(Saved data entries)
● ● ● ● ●

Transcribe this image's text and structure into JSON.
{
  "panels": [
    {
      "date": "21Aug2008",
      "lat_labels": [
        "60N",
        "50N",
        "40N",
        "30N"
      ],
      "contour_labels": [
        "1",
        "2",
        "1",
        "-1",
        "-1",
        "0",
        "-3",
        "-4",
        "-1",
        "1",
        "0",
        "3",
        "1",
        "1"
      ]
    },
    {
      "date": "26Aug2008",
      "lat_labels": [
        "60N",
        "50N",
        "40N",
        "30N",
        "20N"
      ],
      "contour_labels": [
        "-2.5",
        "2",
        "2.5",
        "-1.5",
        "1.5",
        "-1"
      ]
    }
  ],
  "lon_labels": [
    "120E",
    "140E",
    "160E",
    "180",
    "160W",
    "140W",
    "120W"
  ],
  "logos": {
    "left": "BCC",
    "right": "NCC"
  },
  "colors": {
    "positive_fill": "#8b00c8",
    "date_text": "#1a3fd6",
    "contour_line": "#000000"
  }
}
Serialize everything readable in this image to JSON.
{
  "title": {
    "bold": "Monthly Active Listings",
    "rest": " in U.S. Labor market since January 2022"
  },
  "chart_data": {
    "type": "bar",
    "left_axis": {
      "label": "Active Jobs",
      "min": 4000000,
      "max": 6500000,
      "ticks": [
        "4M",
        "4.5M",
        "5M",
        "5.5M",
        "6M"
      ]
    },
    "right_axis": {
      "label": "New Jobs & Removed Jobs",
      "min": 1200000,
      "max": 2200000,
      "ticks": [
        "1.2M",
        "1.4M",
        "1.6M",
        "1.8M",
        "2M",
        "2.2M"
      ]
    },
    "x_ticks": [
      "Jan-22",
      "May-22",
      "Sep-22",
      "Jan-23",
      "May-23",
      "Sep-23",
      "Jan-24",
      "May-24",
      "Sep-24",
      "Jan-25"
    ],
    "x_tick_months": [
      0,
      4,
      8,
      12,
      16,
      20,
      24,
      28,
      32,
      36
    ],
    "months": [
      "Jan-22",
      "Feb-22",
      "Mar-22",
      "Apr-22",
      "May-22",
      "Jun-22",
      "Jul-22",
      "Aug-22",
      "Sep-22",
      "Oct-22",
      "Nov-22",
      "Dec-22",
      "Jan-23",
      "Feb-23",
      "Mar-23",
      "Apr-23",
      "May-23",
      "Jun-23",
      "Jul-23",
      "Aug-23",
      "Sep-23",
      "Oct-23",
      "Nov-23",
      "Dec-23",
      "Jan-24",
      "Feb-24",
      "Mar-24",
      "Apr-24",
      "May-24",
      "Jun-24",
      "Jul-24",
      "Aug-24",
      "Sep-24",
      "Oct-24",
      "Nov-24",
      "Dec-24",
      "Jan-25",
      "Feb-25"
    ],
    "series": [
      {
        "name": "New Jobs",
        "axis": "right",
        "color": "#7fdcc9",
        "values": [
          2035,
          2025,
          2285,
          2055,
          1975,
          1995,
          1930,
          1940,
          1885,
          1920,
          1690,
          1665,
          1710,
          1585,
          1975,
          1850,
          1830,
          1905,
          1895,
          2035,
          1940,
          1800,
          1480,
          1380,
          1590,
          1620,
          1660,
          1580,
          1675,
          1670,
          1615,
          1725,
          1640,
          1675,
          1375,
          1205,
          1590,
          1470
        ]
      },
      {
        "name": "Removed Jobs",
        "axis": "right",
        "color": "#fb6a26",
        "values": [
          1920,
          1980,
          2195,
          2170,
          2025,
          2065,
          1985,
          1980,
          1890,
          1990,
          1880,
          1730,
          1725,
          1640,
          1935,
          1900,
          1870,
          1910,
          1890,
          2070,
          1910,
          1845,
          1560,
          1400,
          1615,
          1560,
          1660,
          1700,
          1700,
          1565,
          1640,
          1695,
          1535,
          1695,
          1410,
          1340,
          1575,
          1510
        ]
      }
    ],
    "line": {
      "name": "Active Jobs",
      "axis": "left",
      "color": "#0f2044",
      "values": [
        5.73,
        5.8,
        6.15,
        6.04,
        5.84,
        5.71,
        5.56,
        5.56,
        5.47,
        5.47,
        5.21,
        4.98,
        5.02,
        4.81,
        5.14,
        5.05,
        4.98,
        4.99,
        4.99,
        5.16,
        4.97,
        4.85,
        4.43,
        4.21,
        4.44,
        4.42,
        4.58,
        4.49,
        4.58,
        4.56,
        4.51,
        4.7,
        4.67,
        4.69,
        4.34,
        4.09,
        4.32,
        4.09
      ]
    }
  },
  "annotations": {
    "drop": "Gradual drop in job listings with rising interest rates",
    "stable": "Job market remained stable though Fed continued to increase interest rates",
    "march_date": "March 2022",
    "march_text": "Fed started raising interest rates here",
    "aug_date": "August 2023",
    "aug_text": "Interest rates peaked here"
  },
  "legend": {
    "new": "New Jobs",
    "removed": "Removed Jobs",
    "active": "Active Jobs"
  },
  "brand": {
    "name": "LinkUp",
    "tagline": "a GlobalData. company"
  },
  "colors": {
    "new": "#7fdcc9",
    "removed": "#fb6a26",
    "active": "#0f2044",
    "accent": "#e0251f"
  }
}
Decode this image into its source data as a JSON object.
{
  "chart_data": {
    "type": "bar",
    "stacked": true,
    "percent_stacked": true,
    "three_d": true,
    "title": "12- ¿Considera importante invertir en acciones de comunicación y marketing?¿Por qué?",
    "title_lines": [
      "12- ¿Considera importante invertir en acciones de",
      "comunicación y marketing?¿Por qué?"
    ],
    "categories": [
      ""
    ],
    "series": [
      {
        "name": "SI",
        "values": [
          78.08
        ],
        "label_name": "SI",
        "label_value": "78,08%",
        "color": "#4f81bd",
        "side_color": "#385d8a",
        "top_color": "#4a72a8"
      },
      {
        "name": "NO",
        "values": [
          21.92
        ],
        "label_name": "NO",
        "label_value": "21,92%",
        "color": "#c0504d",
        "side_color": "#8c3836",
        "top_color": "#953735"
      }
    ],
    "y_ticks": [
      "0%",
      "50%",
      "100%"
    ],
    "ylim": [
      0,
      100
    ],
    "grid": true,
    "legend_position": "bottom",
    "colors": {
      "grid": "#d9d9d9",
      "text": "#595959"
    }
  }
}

● ● ● ● ●

**GIVEN INSTRUCTION**.
All the data must be duplicated exactly, with nothing added or removed.

**RESULT OF THE EXERCISE**.
Transcribe this image's text and structure into JSON.
{
  "panels": [
    {
      "date": "21Aug2008",
      "lat_labels": [
        "60N",
        "50N",
        "40N",
        "30N"
      ],
      "contour_labels": [
        "1",
        "2",
        "1",
        "-1",
        "-1",
        "0",
        "-3",
        "-4",
        "-1",
        "1",
        "0",
        "3",
        "1",
        "1"
      ]
    },
    {
      "date": "26Aug2008",
      "lat_labels": [
        "60N",
        "50N",
        "40N",
        "30N",
        "20N"
      ],
      "contour_labels": [
        "-2.5",
        "2",
        "2.5",
        "-1.5",
        "1.5",
        "-1"
      ]
    }
  ],
  "lon_labels": [
    "120E",
    "140E",
    "160E",
    "180",
    "160W",
    "140W",
    "120W"
  ],
  "logos": {
    "left": "BCC",
    "right": "NCC"
  },
  "colors": {
    "positive_fill": "#8b00c8",
    "date_text": "#1a3fd6",
    "contour_line": "#000000"
  }
}
Serialize everything readable in this image to JSON.
{
  "title": {
    "bold": "Monthly Active Listings",
    "rest": " in U.S. Labor market since January 2022"
  },
  "chart_data": {
    "type": "bar",
    "left_axis": {
      "label": "Active Jobs",
      "min": 4000000,
      "max": 6500000,
      "ticks": [
        "4M",
        "4.5M",
        "5M",
        "5.5M",
        "6M"
      ]
    },
    "right_axis": {
      "label": "New Jobs & Removed Jobs",
      "min": 1200000,
      "max": 2200000,
      "ticks": [
        "1.2M",
        "1.4M",
        "1.6M",
        "1.8M",
        "2M",
        "2.2M"
      ]
    },
    "x_ticks": [
      "Jan-22",
      "May-22",
      "Sep-22",
      "Jan-23",
      "May-23",
      "Sep-23",
      "Jan-24",
      "May-24",
      "Sep-24",
      "Jan-25"
    ],
    "x_tick_months": [
      0,
      4,
      8,
      12,
      16,
      20,
      24,
      28,
      32,
      36
    ],
    "months": [
      "Jan-22",
      "Feb-22",
      "Mar-22",
      "Apr-22",
      "May-22",
      "Jun-22",
      "Jul-22",
      "Aug-22",
      "Sep-22",
      "Oct-22",
      "Nov-22",
      "Dec-22",
      "Jan-23",
      "Feb-23",
      "Mar-23",
      "Apr-23",
      "May-23",
      "Jun-23",
      "Jul-23",
      "Aug-23",
      "Sep-23",
      "Oct-23",
      "Nov-23",
      "Dec-23",
      "Jan-24",
      "Feb-24",
      "Mar-24",
      "Apr-24",
      "May-24",
      "Jun-24",
      "Jul-24",
      "Aug-24",
      "Sep-24",
      "Oct-24",
      "Nov-24",
      "Dec-24",
      "Jan-25",
      "Feb-25"
    ],
    "series": [
      {
        "name": "New Jobs",
        "axis": "right",
        "color": "#7fdcc9",
        "values": [
          2035,
          2025,
          2285,
          2055,
          1975,
          1995,
          1930,
          1940,
          1885,
          1920,
          1690,
          1665,
          1710,
          1585,
          1975,
          1850,
          1830,
          1905,
          1895,
          2035,
          1940,
          1800,
          1480,
          1380,
          1590,
          1620,
          1660,
          1580,
          1675,
          1670,
          1615,
          1725,
          1640,
          1675,
          1375,
          1205,
          1590,
          1470
        ]
      },
      {
        "name": "Removed Jobs",
        "axis": "right",
        "color": "#fb6a26",
        "values": [
          1920,
          1980,
          2195,
          2170,
          2025,
          2065,
          1985,
          1980,
          1890,
          1990,
          1880,
          1730,
          1725,
          1640,
          1935,
          1900,
          1870,
          1910,
          1890,
          2070,
          1910,
          1845,
          1560,
          1400,
          1615,
          1560,
          1660,
          1700,
          1700,
          1565,
          1640,
          1695,
          1535,
          1695,
          1410,
          1340,
          1575,
          1510
        ]
      }
    ],
    "line": {
      "name": "Active Jobs",
      "axis": "left",
      "color": "#0f2044",
      "values": [
        5.73,
        5.8,
        6.15,
        6.04,
        5.84,
        5.71,
        5.56,
        5.56,
        5.47,
        5.47,
        5.21,
        4.98,
        5.02,
        4.81,
        5.14,
        5.05,
        4.98,
        4.99,
        4.99,
        5.16,
        4.97,
        4.85,
        4.43,
        4.21,
        4.44,
        4.42,
        4.58,
        4.49,
        4.58,
        4.56,
        4.51,
        4.7,
        4.67,
        4.69,
        4.34,
        4.09,
        4.32,
        4.09
      ]
    }
  },
  "annotations": {
    "drop": "Gradual drop in job listings with rising interest rates",
    "stable": "Job market remained stable though Fed continued to increase interest rates",
    "march_date": "March 2022",
    "march_text": "Fed started raising interest rates here",
    "aug_date": "August 2023",
    "aug_text": "Interest rates peaked here"
  },
  "legend": {
    "new": "New Jobs",
    "removed": "Removed Jobs",
    "active": "Active Jobs"
  },
  "brand": {
    "name": "LinkUp",
    "tagline": "a GlobalData. company"
  },
  "colors": {
    "new": "#7fdcc9",
    "removed": "#fb6a26",
    "active": "#0f2044",
    "accent": "#e0251f"
  }
}
Decode this image into its source data as a JSON object.
{
  "chart_data": {
    "type": "bar",
    "stacked": true,
    "percent_stacked": true,
    "three_d": true,
    "title": "12- ¿Considera importante invertir en acciones de comunicación y marketing?¿Por qué?",
    "title_lines": [
      "12- ¿Considera importante invertir en acciones de",
      "comunicación y marketing?¿Por qué?"
    ],
    "categories": [
      ""
    ],
    "series": [
      {
        "name": "SI",
        "values": [
          78.08
        ],
        "label_name": "SI",
        "label_value": "78,08%",
        "color": "#4f81bd",
        "side_color": "#385d8a",
        "top_color": "#4a72a8"
      },
      {
        "name": "NO",
        "values": [
          21.92
        ],
        "label_name": "NO",
        "label_value": "21,92%",
        "color": "#c0504d",
        "side_color": "#8c3836",
        "top_color": "#953735"
      }
    ],
    "y_ticks": [
      "0%",
      "50%",
      "100%"
    ],
    "ylim": [
      0,
      100
    ],
    "grid": true,
    "legend_position": "bottom",
    "colors": {
      "grid": "#d9d9d9",
      "text": "#595959"
    }
  }
}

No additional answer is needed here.